START Records shown

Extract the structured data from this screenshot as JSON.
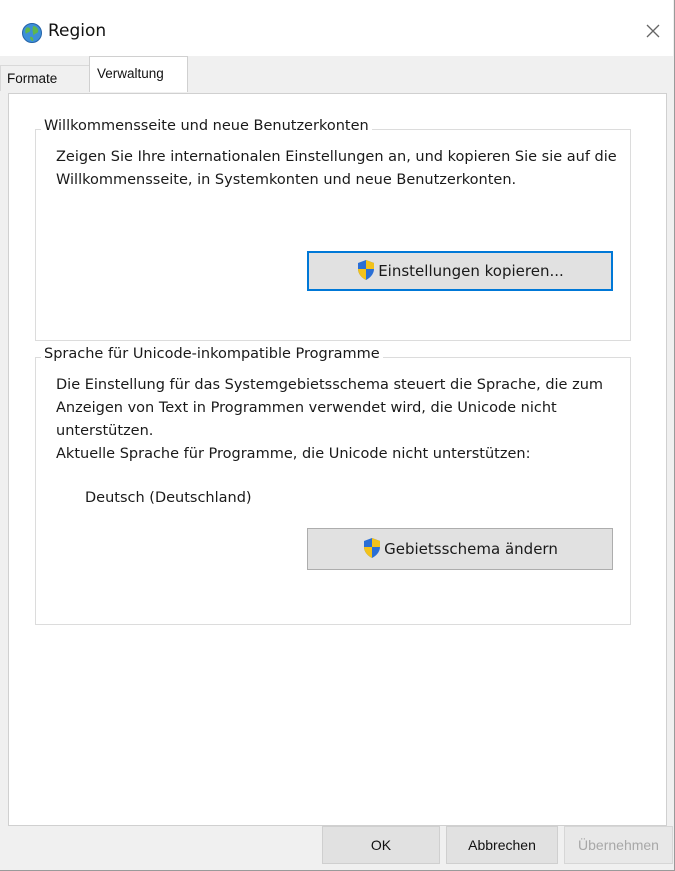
{
  "window": {
    "title": "Region"
  },
  "tabs": [
    {
      "label": "Formate"
    },
    {
      "label": "Verwaltung"
    }
  ],
  "welcome_group": {
    "legend": "Willkommensseite und neue Benutzerkonten",
    "description": "Zeigen Sie Ihre internationalen Einstellungen an, und kopieren Sie sie auf die Willkommensseite, in Systemkonten und neue Benutzerkonten.",
    "copy_button": "Einstellungen kopieren..."
  },
  "unicode_group": {
    "legend": "Sprache für Unicode-inkompatible Programme",
    "description": "Die Einstellung für das Systemgebietsschema steuert die Sprache, die zum Anzeigen von Text in Programmen verwendet wird, die Unicode nicht unterstützen.",
    "current_label": "Aktuelle Sprache für Programme, die Unicode nicht unterstützen:",
    "current_value": "Deutsch (Deutschland)",
    "change_button": "Gebietsschema ändern"
  },
  "footer": {
    "ok": "OK",
    "cancel": "Abbrechen",
    "apply": "Übernehmen"
  },
  "icons": {
    "title": "globe-icon",
    "close": "close-icon",
    "shield": "uac-shield-icon"
  },
  "colors": {
    "focus": "#0078d7",
    "button_bg": "#e1e1e1",
    "shield_blue": "#2a6fd6",
    "shield_yellow": "#f2c21b"
  }
}
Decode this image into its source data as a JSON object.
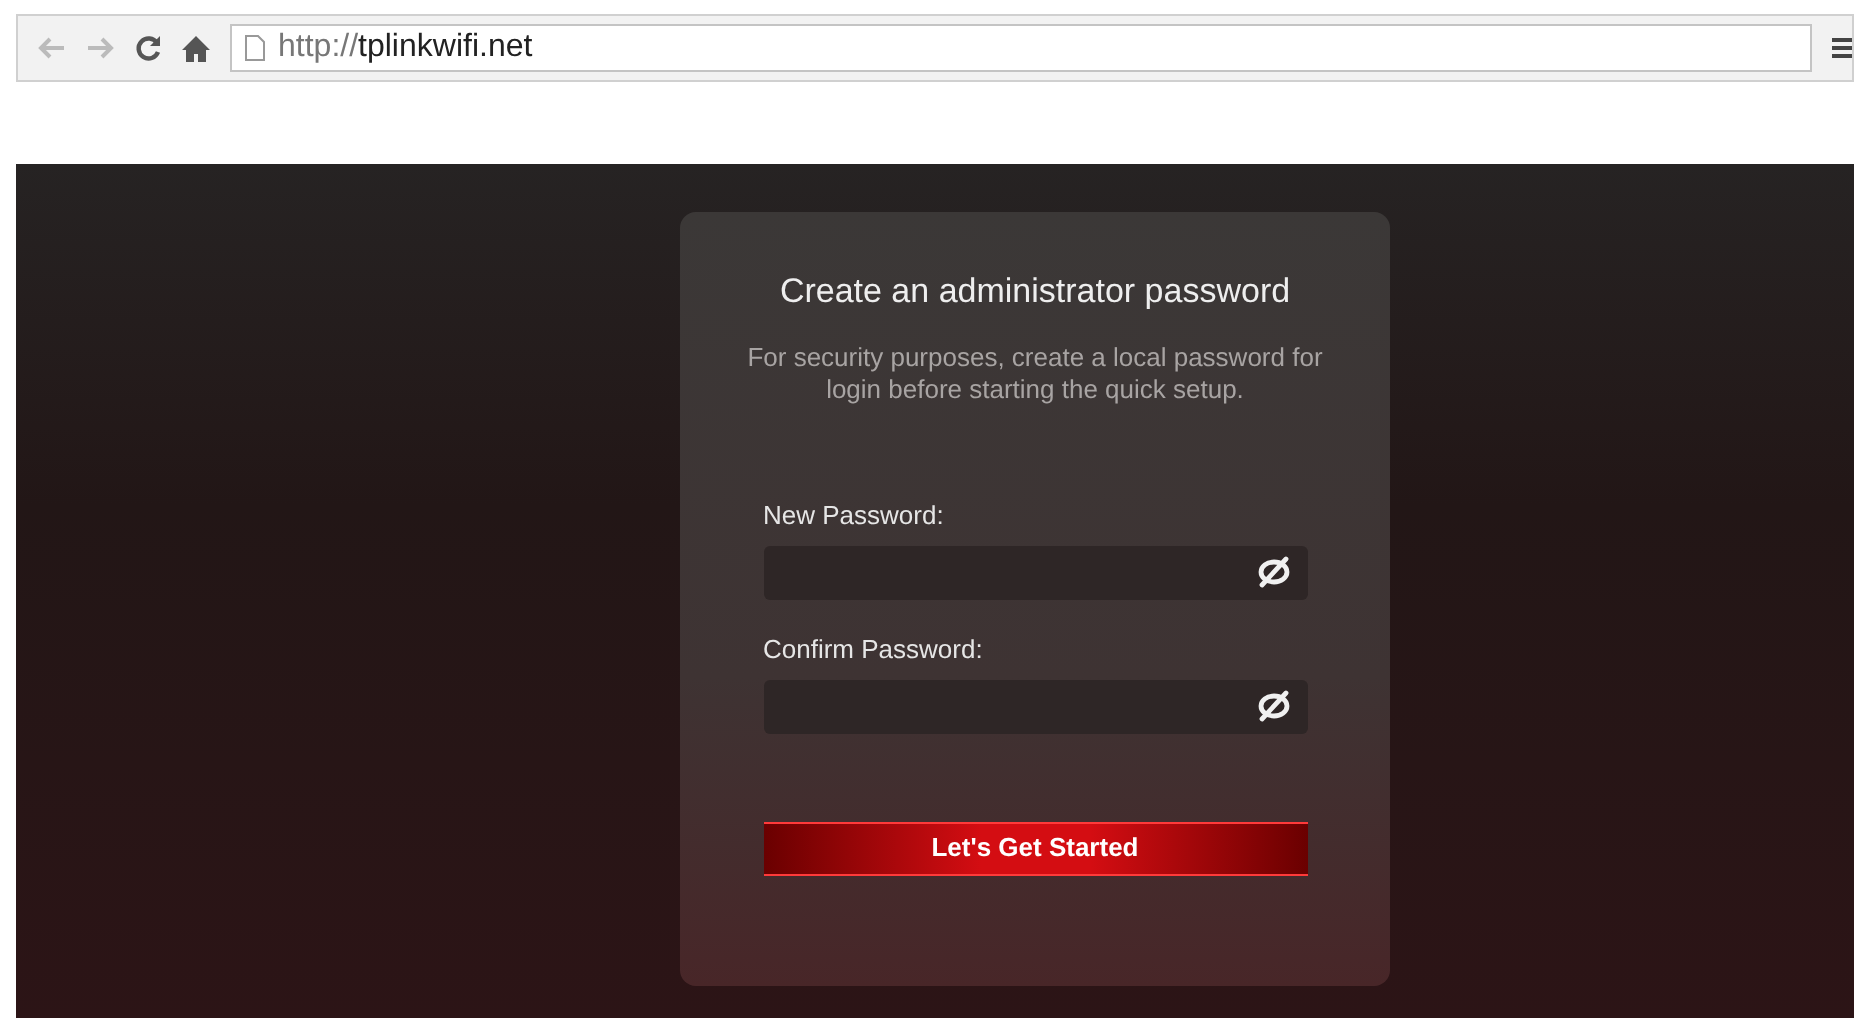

END Records shown

(Required task): Without the pictures, return the entries exactly as they appear.

(Finished answer):
Extract the structured data from this screenshot as JSON.
{
  "window": {
    "title": "Region"
  },
  "tabs": [
    {
      "label": "Formate"
    },
    {
      "label": "Verwaltung"
    }
  ],
  "welcome_group": {
    "legend": "Willkommensseite und neue Benutzerkonten",
    "description": "Zeigen Sie Ihre internationalen Einstellungen an, und kopieren Sie sie auf die Willkommensseite, in Systemkonten und neue Benutzerkonten.",
    "copy_button": "Einstellungen kopieren..."
  },
  "unicode_group": {
    "legend": "Sprache für Unicode-inkompatible Programme",
    "description": "Die Einstellung für das Systemgebietsschema steuert die Sprache, die zum Anzeigen von Text in Programmen verwendet wird, die Unicode nicht unterstützen.",
    "current_label": "Aktuelle Sprache für Programme, die Unicode nicht unterstützen:",
    "current_value": "Deutsch (Deutschland)",
    "change_button": "Gebietsschema ändern"
  },
  "footer": {
    "ok": "OK",
    "cancel": "Abbrechen",
    "apply": "Übernehmen"
  },
  "icons": {
    "title": "globe-icon",
    "close": "close-icon",
    "shield": "uac-shield-icon"
  },
  "colors": {
    "focus": "#0078d7",
    "button_bg": "#e1e1e1",
    "shield_blue": "#2a6fd6",
    "shield_yellow": "#f2c21b"
  }
}
Decode this image into its source data as a JSON object.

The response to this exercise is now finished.